──────── DATA FOR THIS TASK

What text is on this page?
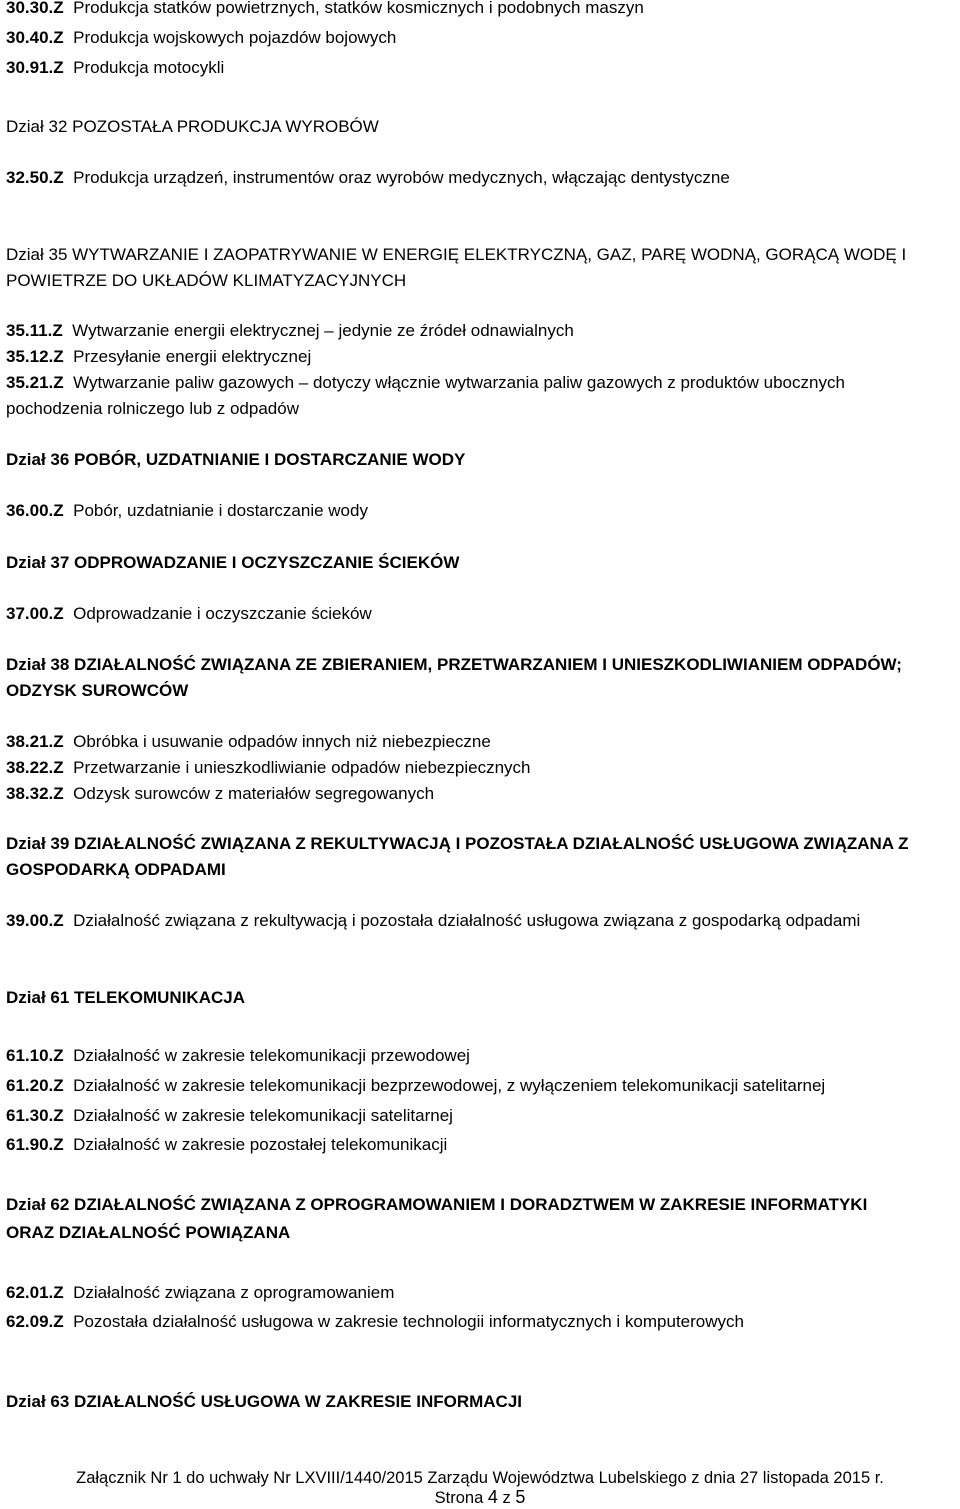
30.30.Z Produkcja statków powietrznych, statków kosmicznych i podobnych maszyn
30.40.Z Produkcja wojskowych pojazdów bojowych
30.91.Z Produkcja motocykli
Dział 32 POZOSTAŁA PRODUKCJA WYROBÓW
32.50.Z Produkcja urządzeń, instrumentów oraz wyrobów medycznych, włączając dentystyczne
Dział 35 WYTWARZANIE I ZAOPATRYWANIE W ENERGIĘ ELEKTRYCZNĄ, GAZ, PARĘ WODNĄ, GORĄCĄ WODĘ I
POWIETRZE DO UKŁADÓW KLIMATYZACYJNYCH
35.11.Z Wytwarzanie energii elektrycznej – jedynie ze źródeł odnawialnych
35.12.Z Przesyłanie energii elektrycznej
35.21.Z Wytwarzanie paliw gazowych – dotyczy włącznie wytwarzania paliw gazowych z produktów ubocznych
pochodzenia rolniczego lub z odpadów
Dział 36 POBÓR, UZDATNIANIE I DOSTARCZANIE WODY
36.00.Z Pobór, uzdatnianie i dostarczanie wody
Dział 37 ODPROWADZANIE I OCZYSZCZANIE ŚCIEKÓW
37.00.Z Odprowadzanie i oczyszczanie ścieków
Dział 38 DZIAŁALNOŚĆ ZWIĄZANA ZE ZBIERANIEM, PRZETWARZANIEM I UNIESZKODLIWIANIEM ODPADÓW;
ODZYSK SUROWCÓW
38.21.Z Obróbka i usuwanie odpadów innych niż niebezpieczne
38.22.Z Przetwarzanie i unieszkodliwianie odpadów niebezpiecznych
38.32.Z Odzysk surowców z materiałów segregowanych
Dział 39 DZIAŁALNOŚĆ ZWIĄZANA Z REKULTYWACJĄ I POZOSTAŁA DZIAŁALNOŚĆ USŁUGOWA ZWIĄZANA Z
GOSPODARKĄ ODPADAMI
39.00.Z Działalność związana z rekultywacją i pozostała działalność usługowa związana z gospodarką odpadami
Dział 61 TELEKOMUNIKACJA
61.10.Z Działalność w zakresie telekomunikacji przewodowej
61.20.Z Działalność w zakresie telekomunikacji bezprzewodowej, z wyłączeniem telekomunikacji satelitarnej
61.30.Z Działalność w zakresie telekomunikacji satelitarnej
61.90.Z Działalność w zakresie pozostałej telekomunikacji
Dział 62 DZIAŁALNOŚĆ ZWIĄZANA Z OPROGRAMOWANIEM I DORADZTWEM W ZAKRESIE INFORMATYKI
ORAZ DZIAŁALNOŚĆ POWIĄZANA
62.01.Z Działalność związana z oprogramowaniem
62.09.Z Pozostała działalność usługowa w zakresie technologii informatycznych i komputerowych
Dział 63 DZIAŁALNOŚĆ USŁUGOWA W ZAKRESIE INFORMACJI
Załącznik Nr 1 do uchwały Nr LXVIII/1440/2015 Zarządu Województwa Lubelskiego z dnia 27 listopada 2015 r.
Strona 4 z 5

────────────────

_SET TASK_.
Leave out the pictures and output the rest of the material exactly as written.

_ANSWER_.
What text is on this page?
30.30.Z Produkcja statków powietrznych, statków kosmicznych i podobnych maszyn
30.40.Z Produkcja wojskowych pojazdów bojowych
30.91.Z Produkcja motocykli
Dział 32 POZOSTAŁA PRODUKCJA WYROBÓW
32.50.Z Produkcja urządzeń, instrumentów oraz wyrobów medycznych, włączając dentystyczne
Dział 35 WYTWARZANIE I ZAOPATRYWANIE W ENERGIĘ ELEKTRYCZNĄ, GAZ, PARĘ WODNĄ, GORĄCĄ WODĘ I
POWIETRZE DO UKŁADÓW KLIMATYZACYJNYCH
35.11.Z Wytwarzanie energii elektrycznej – jedynie ze źródeł odnawialnych
35.12.Z Przesyłanie energii elektrycznej
35.21.Z Wytwarzanie paliw gazowych – dotyczy włącznie wytwarzania paliw gazowych z produktów ubocznych
pochodzenia rolniczego lub z odpadów
Dział 36 POBÓR, UZDATNIANIE I DOSTARCZANIE WODY
36.00.Z Pobór, uzdatnianie i dostarczanie wody
Dział 37 ODPROWADZANIE I OCZYSZCZANIE ŚCIEKÓW
37.00.Z Odprowadzanie i oczyszczanie ścieków
Dział 38 DZIAŁALNOŚĆ ZWIĄZANA ZE ZBIERANIEM, PRZETWARZANIEM I UNIESZKODLIWIANIEM ODPADÓW;
ODZYSK SUROWCÓW
38.21.Z Obróbka i usuwanie odpadów innych niż niebezpieczne
38.22.Z Przetwarzanie i unieszkodliwianie odpadów niebezpiecznych
38.32.Z Odzysk surowców z materiałów segregowanych
Dział 39 DZIAŁALNOŚĆ ZWIĄZANA Z REKULTYWACJĄ I POZOSTAŁA DZIAŁALNOŚĆ USŁUGOWA ZWIĄZANA Z
GOSPODARKĄ ODPADAMI
39.00.Z Działalność związana z rekultywacją i pozostała działalność usługowa związana z gospodarką odpadami
Dział 61 TELEKOMUNIKACJA
61.10.Z Działalność w zakresie telekomunikacji przewodowej
61.20.Z Działalność w zakresie telekomunikacji bezprzewodowej, z wyłączeniem telekomunikacji satelitarnej
61.30.Z Działalność w zakresie telekomunikacji satelitarnej
61.90.Z Działalność w zakresie pozostałej telekomunikacji
Dział 62 DZIAŁALNOŚĆ ZWIĄZANA Z OPROGRAMOWANIEM I DORADZTWEM W ZAKRESIE INFORMATYKI
ORAZ DZIAŁALNOŚĆ POWIĄZANA
62.01.Z Działalność związana z oprogramowaniem
62.09.Z Pozostała działalność usługowa w zakresie technologii informatycznych i komputerowych
Dział 63 DZIAŁALNOŚĆ USŁUGOWA W ZAKRESIE INFORMACJI
Załącznik Nr 1 do uchwały Nr LXVIII/1440/2015 Zarządu Województwa Lubelskiego z dnia 27 listopada 2015 r.
Strona 4 z 5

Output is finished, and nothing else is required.